### [STATED PROBLEM]
Transcribe the records below exactly as they appear, omitting any pictures.

• • • • • • •

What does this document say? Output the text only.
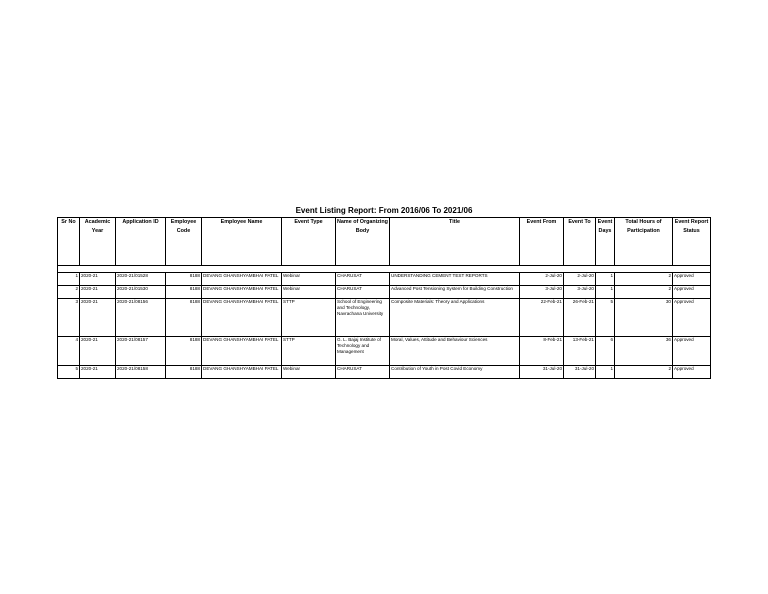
Event Listing Report: From 2016/06 To 2021/06
Sr No	Academic Year	Application ID	Employee Code	Employee Name	Event Type	Name of Organizing Body	Title	Event From	Event To	Event Days	Total Hours of Participation	Event Report Status

1	2020-21	2020-21/01528	8188	DEVANG GHANSHYAMBHAI PATEL	Webinar	CHARUSAT	UNDERSTANDING CEMENT TEST REPORTS	2-Jul-20	2-Jul-20	1	2	Approved
2	2020-21	2020-21/01530	8188	DEVANG GHANSHYAMBHAI PATEL	Webinar	CHARUSAT	Advanced Post Tensioning System for Building Construction	3-Jul-20	3-Jul-20	1	2	Approved
3	2020-21	2020-21/08156	8188	DEVANG GHANSHYAMBHAI PATEL	STTP	School of Engineering and Technology, Navrachana University	Composite Materials: Theory and Applications	22-Feb-21	26-Feb-21	5	30	Approved
4	2020-21	2020-21/08157	8188	DEVANG GHANSHYAMBHAI PATEL	STTP	G. L. Bajaj Institute of Technology and Management	Moral, Values, Attitude and Behaviour Sciences	8-Feb-21	13-Feb-21	6	36	Approved
5	2020-21	2020-21/08158	8188	DEVANG GHANSHYAMBHAI PATEL	Webinar	CHARUSAT	Contribution of Youth in Post Covid Economy	31-Jul-20	31-Jul-20	1	2	Approved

• • • • • • •

### [COMPLETED EXERCISE]
What does this document say? Output the text only.
Event Listing Report: From 2016/06 To 2021/06
Sr No	Academic Year	Application ID	Employee Code	Employee Name	Event Type	Name of Organizing Body	Title	Event From	Event To	Event Days	Total Hours of Participation	Event Report Status

1	2020-21	2020-21/01528	8188	DEVANG GHANSHYAMBHAI PATEL	Webinar	CHARUSAT	UNDERSTANDING CEMENT TEST REPORTS	2-Jul-20	2-Jul-20	1	2	Approved
2	2020-21	2020-21/01530	8188	DEVANG GHANSHYAMBHAI PATEL	Webinar	CHARUSAT	Advanced Post Tensioning System for Building Construction	3-Jul-20	3-Jul-20	1	2	Approved
3	2020-21	2020-21/08156	8188	DEVANG GHANSHYAMBHAI PATEL	STTP	School of Engineering and Technology, Navrachana University	Composite Materials: Theory and Applications	22-Feb-21	26-Feb-21	5	30	Approved
4	2020-21	2020-21/08157	8188	DEVANG GHANSHYAMBHAI PATEL	STTP	G. L. Bajaj Institute of Technology and Management	Moral, Values, Attitude and Behaviour Sciences	8-Feb-21	13-Feb-21	6	36	Approved
5	2020-21	2020-21/08158	8188	DEVANG GHANSHYAMBHAI PATEL	Webinar	CHARUSAT	Contribution of Youth in Post Covid Economy	31-Jul-20	31-Jul-20	1	2	Approved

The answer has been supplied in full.